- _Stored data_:
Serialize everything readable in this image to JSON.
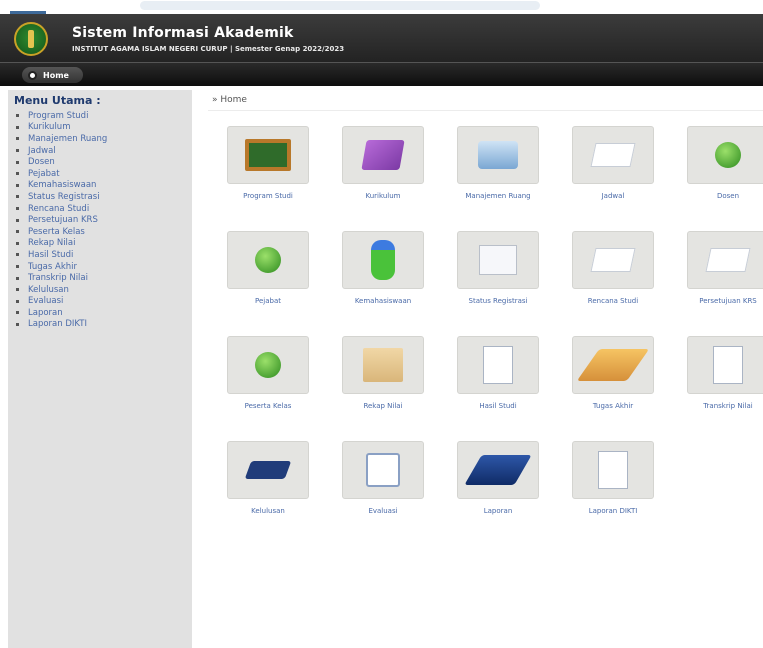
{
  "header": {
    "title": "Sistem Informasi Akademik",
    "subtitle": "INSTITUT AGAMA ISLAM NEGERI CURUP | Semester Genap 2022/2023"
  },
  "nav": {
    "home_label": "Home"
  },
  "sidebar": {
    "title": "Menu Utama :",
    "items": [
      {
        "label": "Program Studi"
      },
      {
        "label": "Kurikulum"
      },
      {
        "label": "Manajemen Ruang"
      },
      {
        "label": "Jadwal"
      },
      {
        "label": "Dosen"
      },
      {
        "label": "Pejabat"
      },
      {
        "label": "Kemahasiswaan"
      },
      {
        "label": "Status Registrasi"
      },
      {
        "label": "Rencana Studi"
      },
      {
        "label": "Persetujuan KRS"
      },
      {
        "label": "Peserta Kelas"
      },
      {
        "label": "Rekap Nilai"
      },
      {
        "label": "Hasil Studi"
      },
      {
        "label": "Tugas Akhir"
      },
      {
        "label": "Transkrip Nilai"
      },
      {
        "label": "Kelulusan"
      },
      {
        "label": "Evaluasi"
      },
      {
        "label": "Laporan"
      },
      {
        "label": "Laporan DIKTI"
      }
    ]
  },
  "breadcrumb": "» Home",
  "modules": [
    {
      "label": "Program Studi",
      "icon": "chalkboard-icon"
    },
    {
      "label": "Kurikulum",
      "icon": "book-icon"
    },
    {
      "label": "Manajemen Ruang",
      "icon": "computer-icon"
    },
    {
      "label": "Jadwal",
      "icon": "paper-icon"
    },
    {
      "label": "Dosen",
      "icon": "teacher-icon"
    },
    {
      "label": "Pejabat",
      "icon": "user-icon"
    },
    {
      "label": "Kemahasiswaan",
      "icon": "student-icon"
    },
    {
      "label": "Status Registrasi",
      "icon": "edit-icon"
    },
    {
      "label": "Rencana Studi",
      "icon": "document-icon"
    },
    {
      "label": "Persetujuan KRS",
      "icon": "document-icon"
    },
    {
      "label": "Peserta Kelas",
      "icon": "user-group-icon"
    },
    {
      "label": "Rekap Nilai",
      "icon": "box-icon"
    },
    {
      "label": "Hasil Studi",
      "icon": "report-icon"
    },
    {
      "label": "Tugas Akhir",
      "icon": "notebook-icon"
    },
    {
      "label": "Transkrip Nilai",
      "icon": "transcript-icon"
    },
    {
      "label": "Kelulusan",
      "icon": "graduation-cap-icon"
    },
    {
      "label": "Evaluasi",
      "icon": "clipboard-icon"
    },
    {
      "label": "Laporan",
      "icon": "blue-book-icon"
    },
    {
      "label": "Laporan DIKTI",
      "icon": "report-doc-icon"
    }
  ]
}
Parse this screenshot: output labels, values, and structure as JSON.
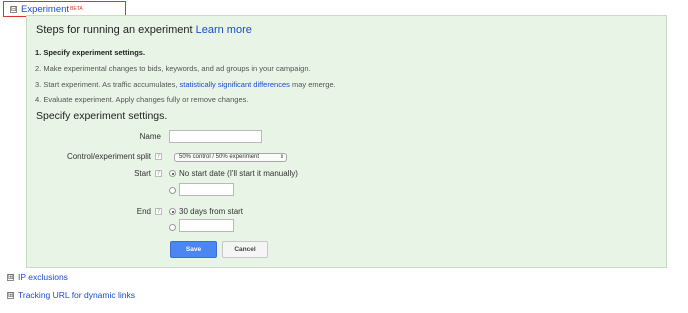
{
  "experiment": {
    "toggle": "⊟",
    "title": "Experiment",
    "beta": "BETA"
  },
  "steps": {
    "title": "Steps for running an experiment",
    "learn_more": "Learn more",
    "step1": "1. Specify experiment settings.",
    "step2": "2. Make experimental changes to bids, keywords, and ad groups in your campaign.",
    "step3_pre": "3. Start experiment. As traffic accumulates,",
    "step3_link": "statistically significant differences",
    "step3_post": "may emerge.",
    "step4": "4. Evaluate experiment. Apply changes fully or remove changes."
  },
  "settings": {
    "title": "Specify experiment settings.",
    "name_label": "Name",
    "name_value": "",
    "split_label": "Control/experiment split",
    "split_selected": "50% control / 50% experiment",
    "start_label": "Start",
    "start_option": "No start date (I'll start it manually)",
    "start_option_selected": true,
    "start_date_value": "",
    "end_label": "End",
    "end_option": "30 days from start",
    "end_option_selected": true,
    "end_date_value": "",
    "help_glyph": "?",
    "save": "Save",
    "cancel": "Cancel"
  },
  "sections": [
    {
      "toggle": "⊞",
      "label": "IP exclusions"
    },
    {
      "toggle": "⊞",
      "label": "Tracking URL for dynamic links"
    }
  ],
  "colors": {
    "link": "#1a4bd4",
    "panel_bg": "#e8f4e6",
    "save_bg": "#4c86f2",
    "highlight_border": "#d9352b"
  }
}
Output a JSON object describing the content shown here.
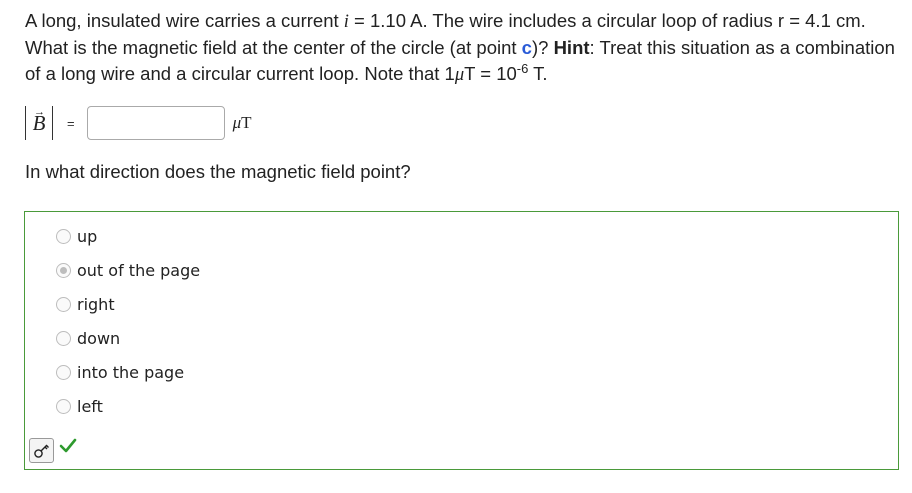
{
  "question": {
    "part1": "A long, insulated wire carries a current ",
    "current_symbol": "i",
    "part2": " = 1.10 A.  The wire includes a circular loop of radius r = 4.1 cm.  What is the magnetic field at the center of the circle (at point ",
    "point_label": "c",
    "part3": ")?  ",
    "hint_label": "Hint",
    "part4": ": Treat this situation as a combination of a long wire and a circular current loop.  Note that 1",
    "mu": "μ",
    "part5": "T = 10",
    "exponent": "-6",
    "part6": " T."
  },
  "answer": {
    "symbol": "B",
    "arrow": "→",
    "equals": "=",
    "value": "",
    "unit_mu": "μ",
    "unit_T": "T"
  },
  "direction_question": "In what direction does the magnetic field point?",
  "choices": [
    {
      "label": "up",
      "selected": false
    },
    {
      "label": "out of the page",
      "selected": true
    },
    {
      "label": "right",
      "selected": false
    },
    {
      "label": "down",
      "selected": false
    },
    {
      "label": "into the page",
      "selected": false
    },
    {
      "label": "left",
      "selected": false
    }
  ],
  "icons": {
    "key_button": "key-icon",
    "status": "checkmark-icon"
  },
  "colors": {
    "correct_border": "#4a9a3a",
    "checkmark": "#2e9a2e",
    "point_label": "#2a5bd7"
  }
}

- _Objective_:
Leave out every line without the string "DIKTI" and copy the rest.

- _Solution to the problem_:
        "label": "Laporan DIKTI"
      "label": "Laporan DIKTI",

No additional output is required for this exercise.